Find the string "structured" in the data, then copy every line where it is found.

* * *

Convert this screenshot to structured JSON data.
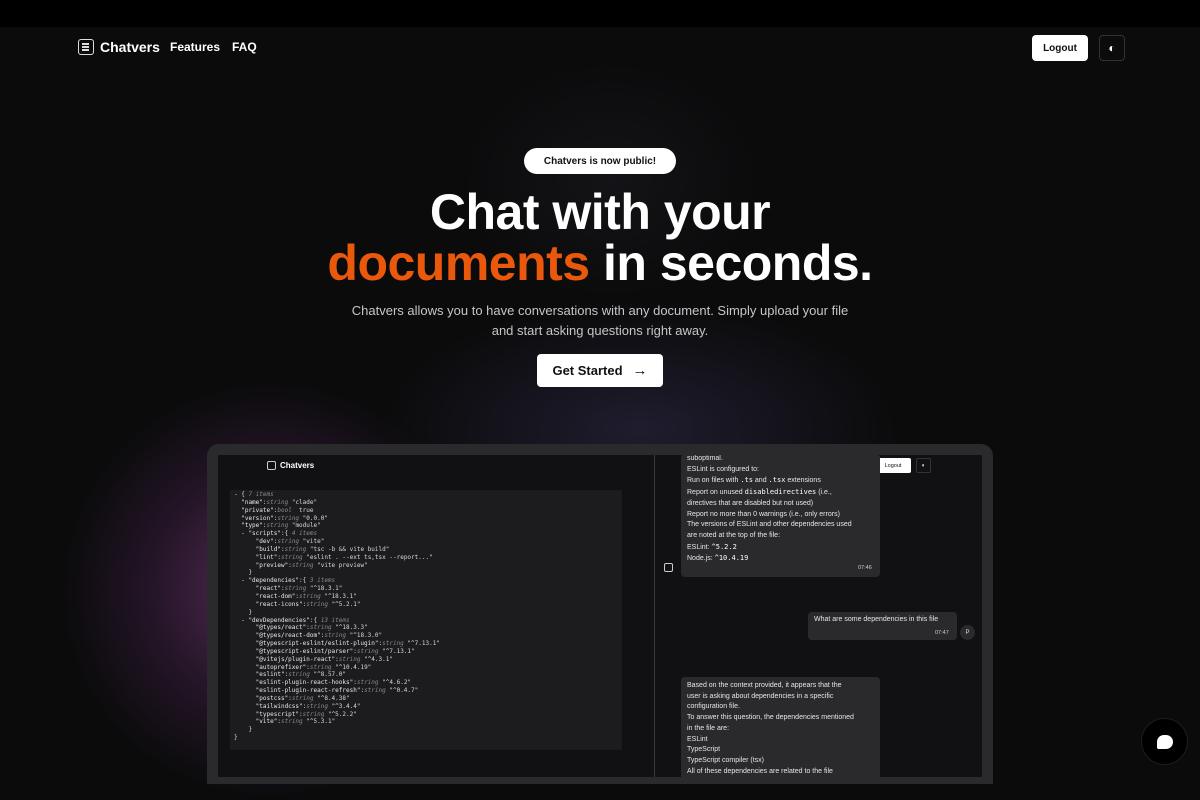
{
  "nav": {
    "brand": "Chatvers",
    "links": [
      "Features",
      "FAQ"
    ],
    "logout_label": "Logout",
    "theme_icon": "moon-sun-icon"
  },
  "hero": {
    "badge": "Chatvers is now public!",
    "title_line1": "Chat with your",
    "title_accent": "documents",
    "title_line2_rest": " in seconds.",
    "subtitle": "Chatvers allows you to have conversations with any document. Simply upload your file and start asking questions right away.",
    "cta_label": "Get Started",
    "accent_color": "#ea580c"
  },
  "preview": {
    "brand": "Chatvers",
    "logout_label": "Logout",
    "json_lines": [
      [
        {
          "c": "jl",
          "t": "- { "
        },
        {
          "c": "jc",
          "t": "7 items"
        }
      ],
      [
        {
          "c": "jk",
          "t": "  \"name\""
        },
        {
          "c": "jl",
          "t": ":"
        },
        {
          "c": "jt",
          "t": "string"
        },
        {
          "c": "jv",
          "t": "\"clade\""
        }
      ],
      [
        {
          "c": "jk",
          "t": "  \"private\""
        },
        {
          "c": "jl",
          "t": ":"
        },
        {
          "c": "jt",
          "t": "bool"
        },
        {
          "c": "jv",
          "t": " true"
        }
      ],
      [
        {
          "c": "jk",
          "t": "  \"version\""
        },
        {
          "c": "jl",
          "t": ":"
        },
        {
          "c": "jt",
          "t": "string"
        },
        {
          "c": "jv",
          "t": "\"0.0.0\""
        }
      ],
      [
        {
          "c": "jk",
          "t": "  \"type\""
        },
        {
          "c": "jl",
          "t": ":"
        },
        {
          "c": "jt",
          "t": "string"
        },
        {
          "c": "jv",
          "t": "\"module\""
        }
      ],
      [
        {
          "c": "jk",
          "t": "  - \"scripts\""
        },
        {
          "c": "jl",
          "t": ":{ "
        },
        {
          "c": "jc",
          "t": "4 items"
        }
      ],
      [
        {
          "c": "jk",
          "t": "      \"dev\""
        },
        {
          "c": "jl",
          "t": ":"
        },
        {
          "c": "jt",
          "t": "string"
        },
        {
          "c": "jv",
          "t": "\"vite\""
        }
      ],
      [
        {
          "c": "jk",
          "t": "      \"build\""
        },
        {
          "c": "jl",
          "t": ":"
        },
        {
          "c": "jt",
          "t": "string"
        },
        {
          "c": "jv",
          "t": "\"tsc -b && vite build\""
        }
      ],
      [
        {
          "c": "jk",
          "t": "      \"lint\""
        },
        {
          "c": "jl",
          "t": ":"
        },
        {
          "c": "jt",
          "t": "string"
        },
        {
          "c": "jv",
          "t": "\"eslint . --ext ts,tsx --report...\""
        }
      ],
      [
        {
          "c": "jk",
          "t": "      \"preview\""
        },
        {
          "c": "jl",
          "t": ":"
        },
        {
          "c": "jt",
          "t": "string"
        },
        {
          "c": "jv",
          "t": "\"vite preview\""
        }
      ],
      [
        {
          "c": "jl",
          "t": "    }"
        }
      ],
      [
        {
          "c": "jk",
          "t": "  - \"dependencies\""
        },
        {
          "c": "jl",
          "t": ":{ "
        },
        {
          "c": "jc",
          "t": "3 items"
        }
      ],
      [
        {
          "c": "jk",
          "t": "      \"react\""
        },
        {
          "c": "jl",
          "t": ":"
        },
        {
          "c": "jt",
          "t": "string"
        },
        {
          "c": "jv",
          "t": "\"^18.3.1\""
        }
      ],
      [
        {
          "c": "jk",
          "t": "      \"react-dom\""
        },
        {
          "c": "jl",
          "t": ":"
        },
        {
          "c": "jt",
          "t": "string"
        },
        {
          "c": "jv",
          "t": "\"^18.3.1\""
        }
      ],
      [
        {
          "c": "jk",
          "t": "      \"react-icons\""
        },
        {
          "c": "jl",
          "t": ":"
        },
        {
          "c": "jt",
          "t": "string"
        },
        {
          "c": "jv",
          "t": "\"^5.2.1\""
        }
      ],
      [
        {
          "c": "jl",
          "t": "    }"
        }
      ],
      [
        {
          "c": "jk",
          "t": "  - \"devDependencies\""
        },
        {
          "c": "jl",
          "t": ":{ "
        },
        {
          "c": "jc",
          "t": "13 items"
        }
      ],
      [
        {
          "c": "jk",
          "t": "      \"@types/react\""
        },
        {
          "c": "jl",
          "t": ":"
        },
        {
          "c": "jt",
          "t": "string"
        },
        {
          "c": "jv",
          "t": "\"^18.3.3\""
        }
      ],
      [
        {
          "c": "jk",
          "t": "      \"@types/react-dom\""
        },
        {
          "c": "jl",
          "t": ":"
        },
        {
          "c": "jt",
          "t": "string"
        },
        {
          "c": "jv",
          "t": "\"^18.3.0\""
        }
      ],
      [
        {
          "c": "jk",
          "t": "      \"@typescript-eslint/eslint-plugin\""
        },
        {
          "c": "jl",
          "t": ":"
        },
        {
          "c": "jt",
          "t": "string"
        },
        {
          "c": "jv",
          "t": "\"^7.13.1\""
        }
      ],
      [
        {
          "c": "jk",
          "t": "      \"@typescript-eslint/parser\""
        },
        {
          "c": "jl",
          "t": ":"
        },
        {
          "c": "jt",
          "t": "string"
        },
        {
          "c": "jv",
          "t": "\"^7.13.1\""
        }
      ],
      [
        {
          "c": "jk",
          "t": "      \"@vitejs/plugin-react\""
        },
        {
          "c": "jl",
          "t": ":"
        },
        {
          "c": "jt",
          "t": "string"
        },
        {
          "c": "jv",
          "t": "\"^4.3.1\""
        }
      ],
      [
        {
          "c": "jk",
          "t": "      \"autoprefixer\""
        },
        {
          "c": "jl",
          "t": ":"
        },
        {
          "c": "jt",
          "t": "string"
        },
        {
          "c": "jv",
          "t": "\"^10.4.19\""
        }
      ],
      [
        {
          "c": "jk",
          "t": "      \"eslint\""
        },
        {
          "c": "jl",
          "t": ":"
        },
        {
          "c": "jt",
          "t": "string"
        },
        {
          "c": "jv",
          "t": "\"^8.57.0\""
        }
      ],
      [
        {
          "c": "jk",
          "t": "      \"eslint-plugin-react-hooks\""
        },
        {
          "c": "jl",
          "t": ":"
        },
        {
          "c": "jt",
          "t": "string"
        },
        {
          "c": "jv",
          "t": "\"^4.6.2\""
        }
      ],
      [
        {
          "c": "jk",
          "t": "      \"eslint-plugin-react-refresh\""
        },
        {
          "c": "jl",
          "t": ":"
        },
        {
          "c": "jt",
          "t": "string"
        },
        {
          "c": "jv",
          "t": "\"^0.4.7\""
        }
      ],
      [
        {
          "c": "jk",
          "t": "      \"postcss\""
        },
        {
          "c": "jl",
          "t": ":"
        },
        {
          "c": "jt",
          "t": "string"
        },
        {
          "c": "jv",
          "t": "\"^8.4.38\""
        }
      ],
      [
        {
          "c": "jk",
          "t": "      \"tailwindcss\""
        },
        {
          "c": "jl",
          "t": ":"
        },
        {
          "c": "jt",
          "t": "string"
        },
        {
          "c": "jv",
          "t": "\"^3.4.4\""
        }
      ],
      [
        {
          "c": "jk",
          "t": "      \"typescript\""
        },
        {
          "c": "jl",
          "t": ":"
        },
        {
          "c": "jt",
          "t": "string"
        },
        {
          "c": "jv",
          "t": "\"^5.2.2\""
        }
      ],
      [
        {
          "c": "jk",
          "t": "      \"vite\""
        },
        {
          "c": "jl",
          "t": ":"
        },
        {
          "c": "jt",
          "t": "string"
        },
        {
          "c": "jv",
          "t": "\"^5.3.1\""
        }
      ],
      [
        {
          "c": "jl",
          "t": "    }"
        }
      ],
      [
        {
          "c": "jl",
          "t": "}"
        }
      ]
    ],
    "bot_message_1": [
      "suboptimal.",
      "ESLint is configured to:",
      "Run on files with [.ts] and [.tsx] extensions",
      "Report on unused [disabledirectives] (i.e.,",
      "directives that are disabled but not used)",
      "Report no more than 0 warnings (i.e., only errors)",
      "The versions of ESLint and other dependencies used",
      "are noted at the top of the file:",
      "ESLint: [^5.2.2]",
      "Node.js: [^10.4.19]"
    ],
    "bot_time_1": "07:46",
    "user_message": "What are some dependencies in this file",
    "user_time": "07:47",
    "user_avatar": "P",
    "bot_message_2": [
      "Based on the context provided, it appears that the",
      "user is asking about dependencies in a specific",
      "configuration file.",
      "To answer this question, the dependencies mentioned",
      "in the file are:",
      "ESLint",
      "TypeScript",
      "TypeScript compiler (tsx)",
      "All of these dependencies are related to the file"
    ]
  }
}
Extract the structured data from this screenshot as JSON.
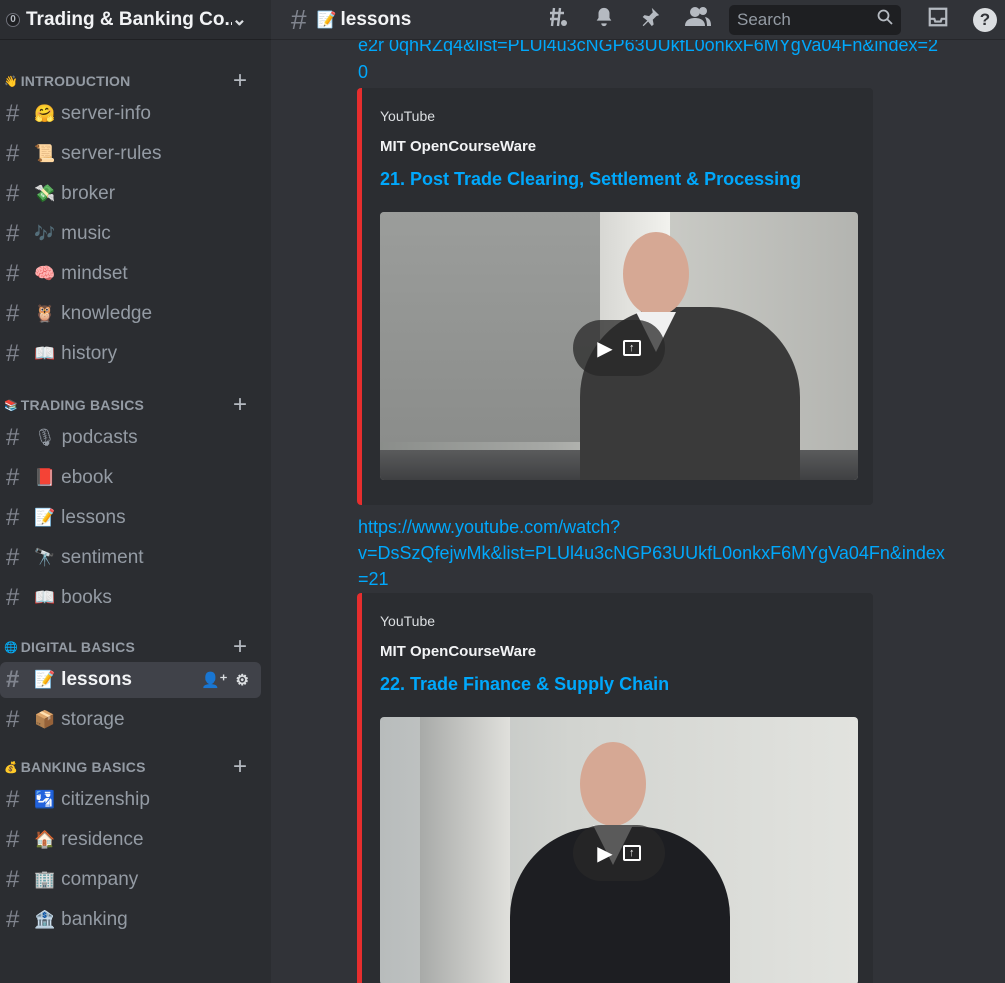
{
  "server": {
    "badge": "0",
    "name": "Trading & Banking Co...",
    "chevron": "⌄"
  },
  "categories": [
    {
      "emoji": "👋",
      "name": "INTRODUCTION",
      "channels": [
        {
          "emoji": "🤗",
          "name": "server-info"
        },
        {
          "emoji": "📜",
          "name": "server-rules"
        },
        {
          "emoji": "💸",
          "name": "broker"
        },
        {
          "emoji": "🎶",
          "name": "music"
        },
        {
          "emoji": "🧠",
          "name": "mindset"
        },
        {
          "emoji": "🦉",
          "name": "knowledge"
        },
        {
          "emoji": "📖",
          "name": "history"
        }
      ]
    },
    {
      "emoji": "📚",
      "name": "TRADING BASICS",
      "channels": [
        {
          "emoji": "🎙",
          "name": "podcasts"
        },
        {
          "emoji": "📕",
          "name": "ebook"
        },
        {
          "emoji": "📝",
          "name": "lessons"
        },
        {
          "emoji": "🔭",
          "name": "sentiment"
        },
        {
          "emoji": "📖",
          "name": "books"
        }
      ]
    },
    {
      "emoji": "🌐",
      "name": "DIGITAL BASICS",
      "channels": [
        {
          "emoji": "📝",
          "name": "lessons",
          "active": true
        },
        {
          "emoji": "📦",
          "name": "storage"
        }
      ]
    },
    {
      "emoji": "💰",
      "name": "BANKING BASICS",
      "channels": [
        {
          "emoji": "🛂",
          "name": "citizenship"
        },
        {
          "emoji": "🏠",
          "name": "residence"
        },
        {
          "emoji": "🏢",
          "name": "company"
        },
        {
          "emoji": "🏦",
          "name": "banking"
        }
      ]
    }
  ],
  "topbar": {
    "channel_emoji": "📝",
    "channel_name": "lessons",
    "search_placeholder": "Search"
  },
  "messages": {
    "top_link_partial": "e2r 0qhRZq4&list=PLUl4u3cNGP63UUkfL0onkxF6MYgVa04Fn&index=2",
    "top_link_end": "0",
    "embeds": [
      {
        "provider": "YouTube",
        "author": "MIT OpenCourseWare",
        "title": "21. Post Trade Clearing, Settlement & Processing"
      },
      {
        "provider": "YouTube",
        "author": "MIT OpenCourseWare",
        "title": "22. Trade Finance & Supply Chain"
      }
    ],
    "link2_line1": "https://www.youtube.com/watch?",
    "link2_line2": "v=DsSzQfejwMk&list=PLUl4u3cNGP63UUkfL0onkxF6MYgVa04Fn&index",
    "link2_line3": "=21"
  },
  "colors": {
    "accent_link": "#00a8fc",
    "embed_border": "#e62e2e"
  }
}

* * *

## Exercise solution
Convert this screenshot to structured JSON data.
Extract the structured data from this screenshot as JSON.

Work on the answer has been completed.